- Written request
Copy the data that follows, character for character, minus the pictures.

- Entries
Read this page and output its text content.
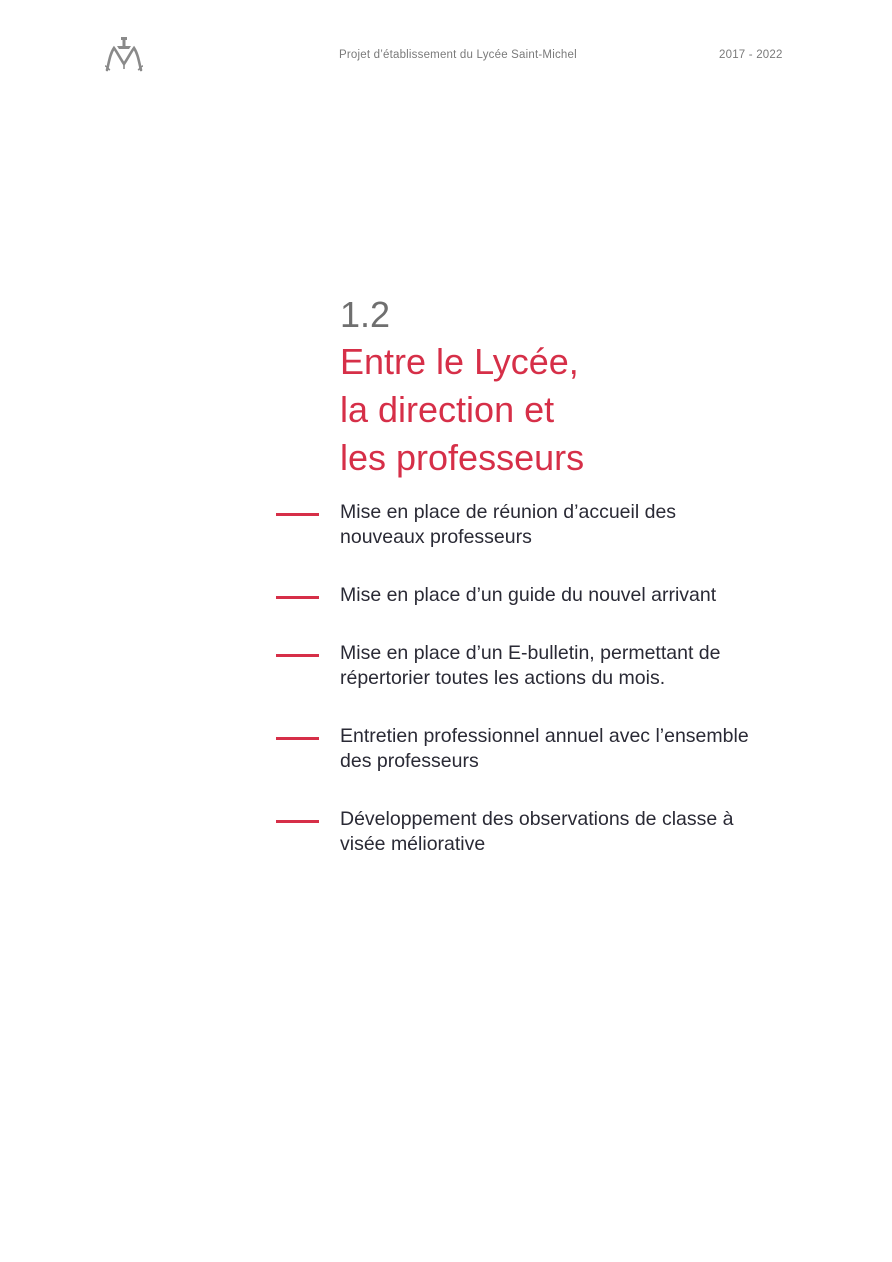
Projet d’établissement du Lycée Saint-Michel	2017 - 2022
1.2
Entre le Lycée,
la direction et
les professeurs
Mise en place de réunion d’accueil des
nouveaux professeurs
Mise en place d’un guide du nouvel arrivant
Mise en place d’un E-bulletin, permettant de
répertorier toutes les actions du mois.
Entretien professionnel annuel avec l’ensemble
des professeurs
Développement des observations de classe à
visée méliorative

- Answer to this exercise
Read this page and output its text content.
Projet d’établissement du Lycée Saint-Michel	2017 - 2022
1.2
Entre le Lycée,
la direction et
les professeurs
Mise en place de réunion d’accueil des
nouveaux professeurs
Mise en place d’un guide du nouvel arrivant
Mise en place d’un E-bulletin, permettant de
répertorier toutes les actions du mois.
Entretien professionnel annuel avec l’ensemble
des professeurs
Développement des observations de classe à
visée méliorative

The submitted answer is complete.